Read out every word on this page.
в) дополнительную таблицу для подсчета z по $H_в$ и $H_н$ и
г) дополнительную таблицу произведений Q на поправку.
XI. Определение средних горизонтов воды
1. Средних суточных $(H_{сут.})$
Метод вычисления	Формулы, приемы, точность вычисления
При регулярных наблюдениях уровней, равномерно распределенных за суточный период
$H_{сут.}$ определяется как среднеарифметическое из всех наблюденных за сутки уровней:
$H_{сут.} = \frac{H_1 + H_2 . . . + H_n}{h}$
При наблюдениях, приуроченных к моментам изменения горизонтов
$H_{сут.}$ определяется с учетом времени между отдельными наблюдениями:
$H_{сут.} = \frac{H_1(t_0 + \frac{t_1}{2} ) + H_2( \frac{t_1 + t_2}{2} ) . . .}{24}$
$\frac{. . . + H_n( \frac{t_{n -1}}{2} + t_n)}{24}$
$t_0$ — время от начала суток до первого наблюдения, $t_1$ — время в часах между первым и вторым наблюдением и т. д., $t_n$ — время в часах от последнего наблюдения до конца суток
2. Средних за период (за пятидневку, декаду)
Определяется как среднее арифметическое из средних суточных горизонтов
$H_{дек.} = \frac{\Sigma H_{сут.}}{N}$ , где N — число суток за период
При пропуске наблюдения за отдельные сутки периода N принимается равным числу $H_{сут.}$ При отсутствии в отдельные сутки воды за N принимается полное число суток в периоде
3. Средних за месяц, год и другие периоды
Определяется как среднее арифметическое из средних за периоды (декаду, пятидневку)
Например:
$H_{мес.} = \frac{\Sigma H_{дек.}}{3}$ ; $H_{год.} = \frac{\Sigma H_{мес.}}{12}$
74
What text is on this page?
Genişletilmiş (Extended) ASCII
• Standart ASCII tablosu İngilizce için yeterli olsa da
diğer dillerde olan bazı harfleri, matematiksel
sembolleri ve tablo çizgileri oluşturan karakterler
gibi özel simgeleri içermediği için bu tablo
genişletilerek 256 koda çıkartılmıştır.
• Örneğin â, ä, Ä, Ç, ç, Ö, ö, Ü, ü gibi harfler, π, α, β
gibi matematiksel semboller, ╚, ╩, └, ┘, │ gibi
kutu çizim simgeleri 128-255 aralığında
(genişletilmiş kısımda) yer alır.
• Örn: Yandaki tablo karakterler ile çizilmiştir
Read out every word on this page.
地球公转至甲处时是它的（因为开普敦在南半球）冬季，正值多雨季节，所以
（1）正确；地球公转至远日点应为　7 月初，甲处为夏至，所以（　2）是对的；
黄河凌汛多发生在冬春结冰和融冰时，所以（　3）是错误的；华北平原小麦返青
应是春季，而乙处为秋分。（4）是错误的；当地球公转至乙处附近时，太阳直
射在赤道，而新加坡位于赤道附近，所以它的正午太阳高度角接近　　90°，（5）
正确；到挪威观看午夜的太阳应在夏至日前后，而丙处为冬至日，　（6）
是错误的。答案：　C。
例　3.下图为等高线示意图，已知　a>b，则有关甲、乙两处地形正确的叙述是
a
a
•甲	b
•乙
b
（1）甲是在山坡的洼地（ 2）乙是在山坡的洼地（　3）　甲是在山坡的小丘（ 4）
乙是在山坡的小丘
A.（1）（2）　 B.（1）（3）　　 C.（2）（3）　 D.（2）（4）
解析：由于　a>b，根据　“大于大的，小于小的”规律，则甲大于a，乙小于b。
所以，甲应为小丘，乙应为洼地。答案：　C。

- **Exercise prompt**
Copy the records above exactly as they appear.

- **Completed exercise**
Read out every word on this page.
в) дополнительную таблицу для подсчета z по $H_в$ и $H_н$ и
г) дополнительную таблицу произведений Q на поправку.
XI. Определение средних горизонтов воды
1. Средних суточных $(H_{сут.})$
Метод вычисления	Формулы, приемы, точность вычисления
При регулярных наблюдениях уровней, равномерно распределенных за суточный период
$H_{сут.}$ определяется как среднеарифметическое из всех наблюденных за сутки уровней:
$H_{сут.} = \frac{H_1 + H_2 . . . + H_n}{h}$
При наблюдениях, приуроченных к моментам изменения горизонтов
$H_{сут.}$ определяется с учетом времени между отдельными наблюдениями:
$H_{сут.} = \frac{H_1(t_0 + \frac{t_1}{2} ) + H_2( \frac{t_1 + t_2}{2} ) . . .}{24}$
$\frac{. . . + H_n( \frac{t_{n -1}}{2} + t_n)}{24}$
$t_0$ — время от начала суток до первого наблюдения, $t_1$ — время в часах между первым и вторым наблюдением и т. д., $t_n$ — время в часах от последнего наблюдения до конца суток
2. Средних за период (за пятидневку, декаду)
Определяется как среднее арифметическое из средних суточных горизонтов
$H_{дек.} = \frac{\Sigma H_{сут.}}{N}$ , где N — число суток за период
При пропуске наблюдения за отдельные сутки периода N принимается равным числу $H_{сут.}$ При отсутствии в отдельные сутки воды за N принимается полное число суток в периоде
3. Средних за месяц, год и другие периоды
Определяется как среднее арифметическое из средних за периоды (декаду, пятидневку)
Например:
$H_{мес.} = \frac{\Sigma H_{дек.}}{3}$ ; $H_{год.} = \frac{\Sigma H_{мес.}}{12}$
74
What text is on this page?
Genişletilmiş (Extended) ASCII
• Standart ASCII tablosu İngilizce için yeterli olsa da
diğer dillerde olan bazı harfleri, matematiksel
sembolleri ve tablo çizgileri oluşturan karakterler
gibi özel simgeleri içermediği için bu tablo
genişletilerek 256 koda çıkartılmıştır.
• Örneğin â, ä, Ä, Ç, ç, Ö, ö, Ü, ü gibi harfler, π, α, β
gibi matematiksel semboller, ╚, ╩, └, ┘, │ gibi
kutu çizim simgeleri 128-255 aralığında
(genişletilmiş kısımda) yer alır.
• Örn: Yandaki tablo karakterler ile çizilmiştir
Read out every word on this page.
地球公转至甲处时是它的（因为开普敦在南半球）冬季，正值多雨季节，所以
（1）正确；地球公转至远日点应为　7 月初，甲处为夏至，所以（　2）是对的；
黄河凌汛多发生在冬春结冰和融冰时，所以（　3）是错误的；华北平原小麦返青
应是春季，而乙处为秋分。（4）是错误的；当地球公转至乙处附近时，太阳直
射在赤道，而新加坡位于赤道附近，所以它的正午太阳高度角接近　　90°，（5）
正确；到挪威观看午夜的太阳应在夏至日前后，而丙处为冬至日，　（6）
是错误的。答案：　C。
例　3.下图为等高线示意图，已知　a>b，则有关甲、乙两处地形正确的叙述是
a
a
•甲	b
•乙
b
（1）甲是在山坡的洼地（ 2）乙是在山坡的洼地（　3）　甲是在山坡的小丘（ 4）
乙是在山坡的小丘
A.（1）（2）　 B.（1）（3）　　 C.（2）（3）　 D.（2）（4）
解析：由于　a>b，根据　“大于大的，小于小的”规律，则甲大于a，乙小于b。
所以，甲应为小丘，乙应为洼地。答案：　C。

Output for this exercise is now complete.